[Data excerpts]
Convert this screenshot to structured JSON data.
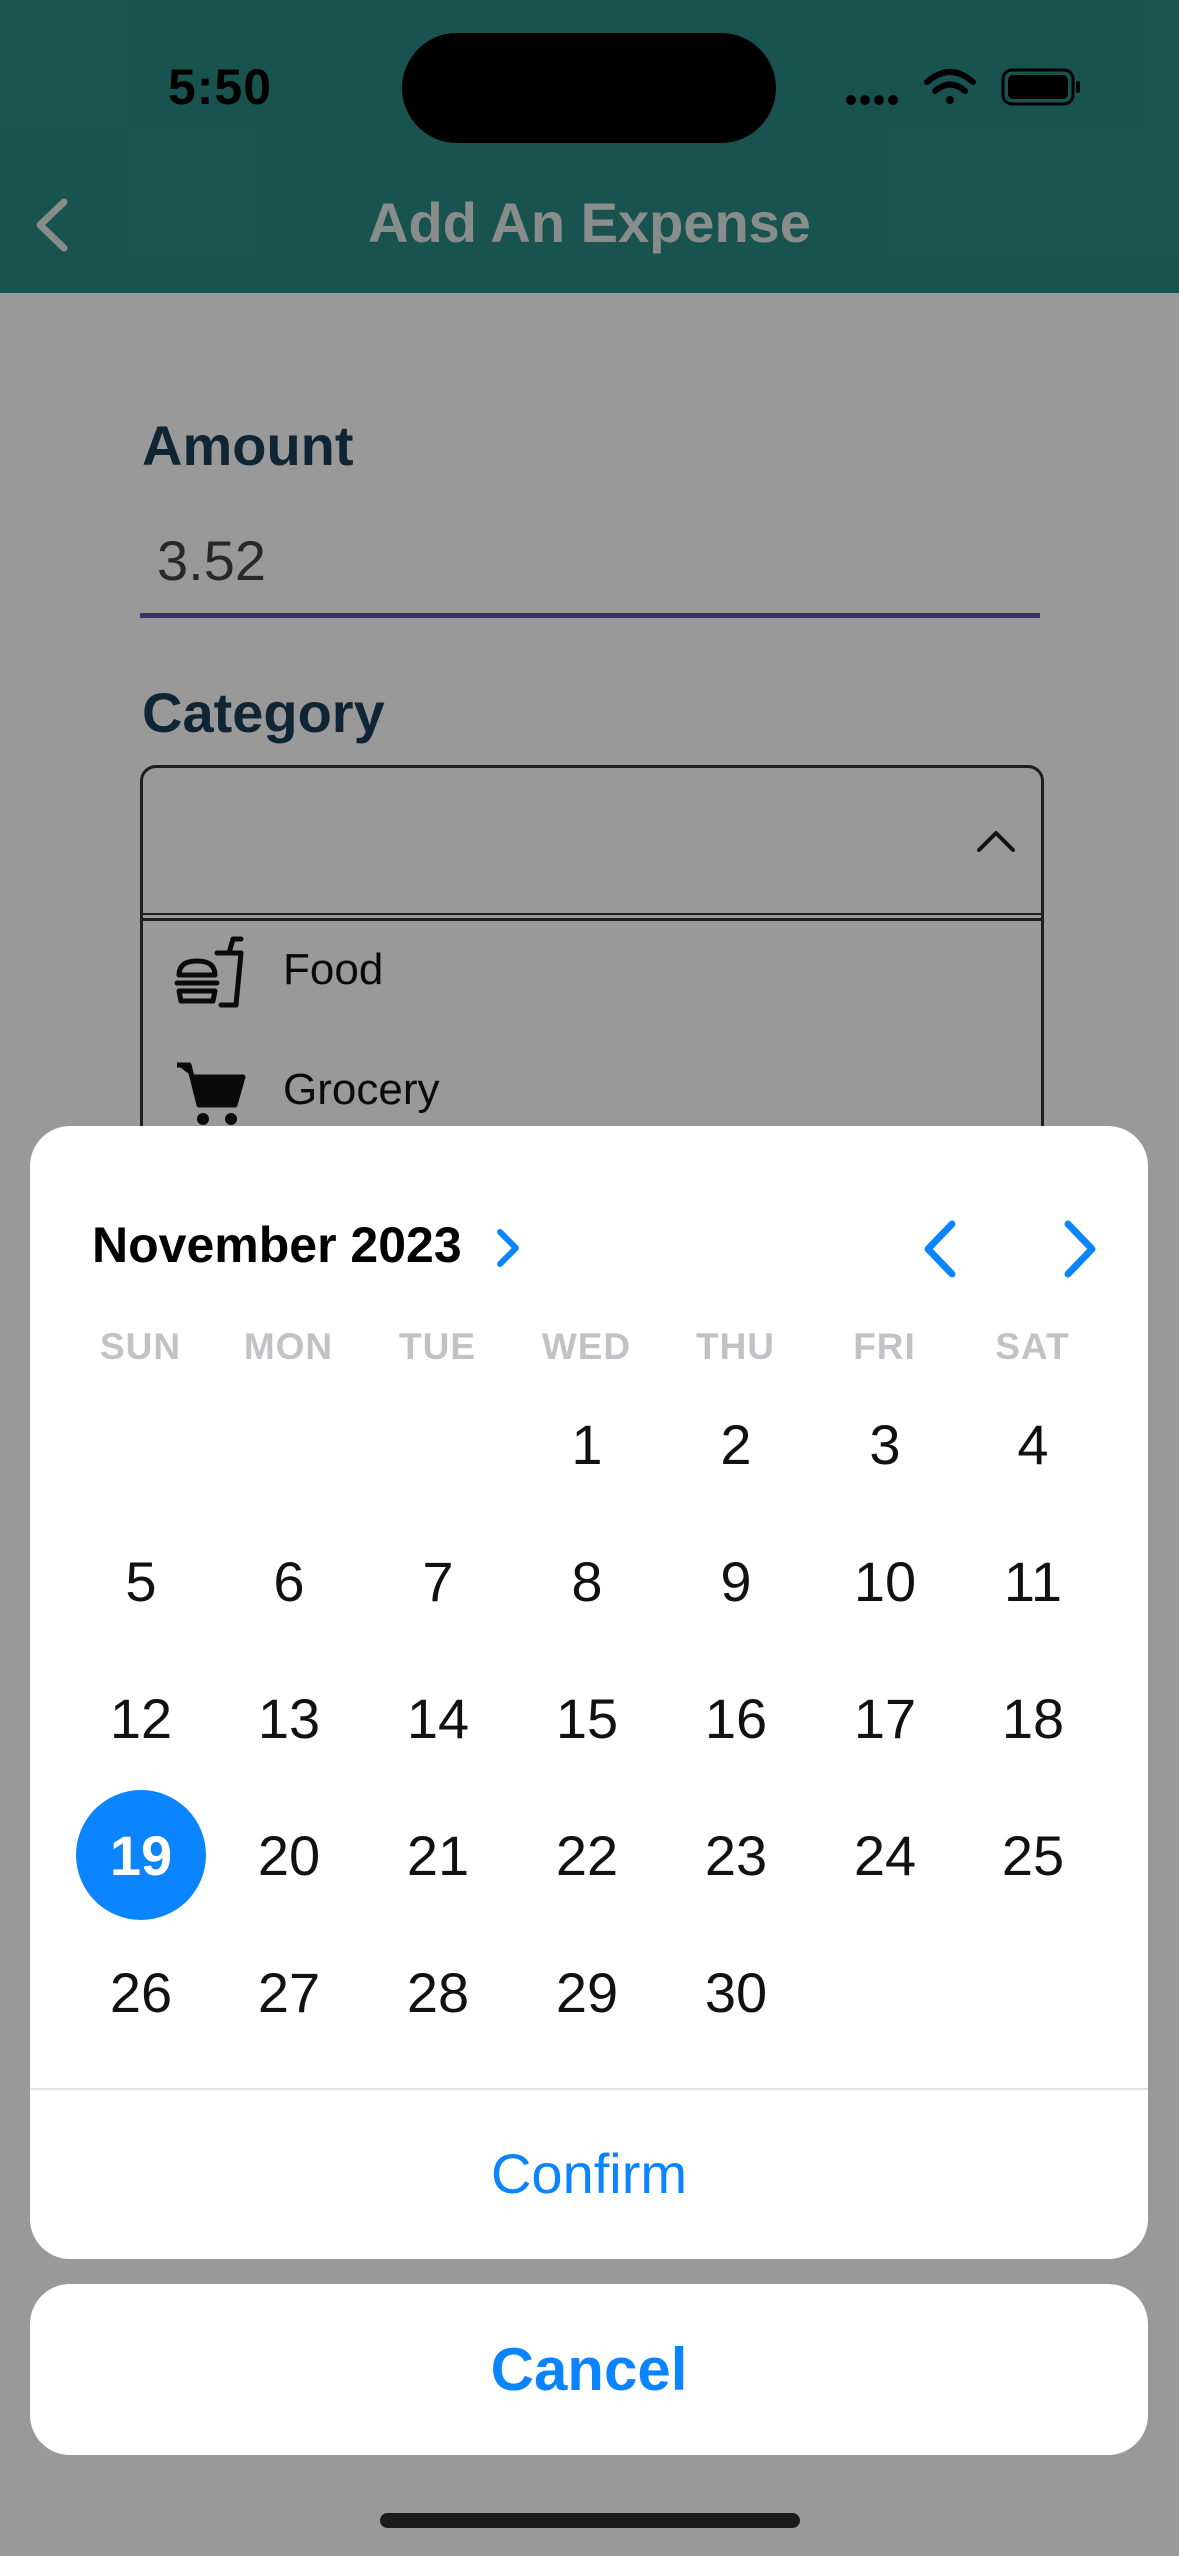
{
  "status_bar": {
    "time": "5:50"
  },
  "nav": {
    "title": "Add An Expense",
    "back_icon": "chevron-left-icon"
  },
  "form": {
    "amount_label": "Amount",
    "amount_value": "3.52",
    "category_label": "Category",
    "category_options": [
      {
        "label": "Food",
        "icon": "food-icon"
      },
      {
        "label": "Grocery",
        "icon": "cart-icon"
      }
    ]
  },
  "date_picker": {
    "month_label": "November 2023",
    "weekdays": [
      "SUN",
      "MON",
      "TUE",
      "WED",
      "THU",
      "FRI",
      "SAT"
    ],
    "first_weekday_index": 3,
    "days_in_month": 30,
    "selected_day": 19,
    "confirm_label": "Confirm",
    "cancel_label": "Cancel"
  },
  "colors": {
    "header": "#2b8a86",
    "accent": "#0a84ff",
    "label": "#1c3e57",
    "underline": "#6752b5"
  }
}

_Exercise directions_: Your copy should match the entries exactly, minus the pictures.

_Solution for this task_:
Convert this screenshot to structured JSON data.
{
  "status_bar": {
    "time": "5:50"
  },
  "nav": {
    "title": "Add An Expense",
    "back_icon": "chevron-left-icon"
  },
  "form": {
    "amount_label": "Amount",
    "amount_value": "3.52",
    "category_label": "Category",
    "category_options": [
      {
        "label": "Food",
        "icon": "food-icon"
      },
      {
        "label": "Grocery",
        "icon": "cart-icon"
      }
    ]
  },
  "date_picker": {
    "month_label": "November 2023",
    "weekdays": [
      "SUN",
      "MON",
      "TUE",
      "WED",
      "THU",
      "FRI",
      "SAT"
    ],
    "first_weekday_index": 3,
    "days_in_month": 30,
    "selected_day": 19,
    "confirm_label": "Confirm",
    "cancel_label": "Cancel"
  },
  "colors": {
    "header": "#2b8a86",
    "accent": "#0a84ff",
    "label": "#1c3e57",
    "underline": "#6752b5"
  }
}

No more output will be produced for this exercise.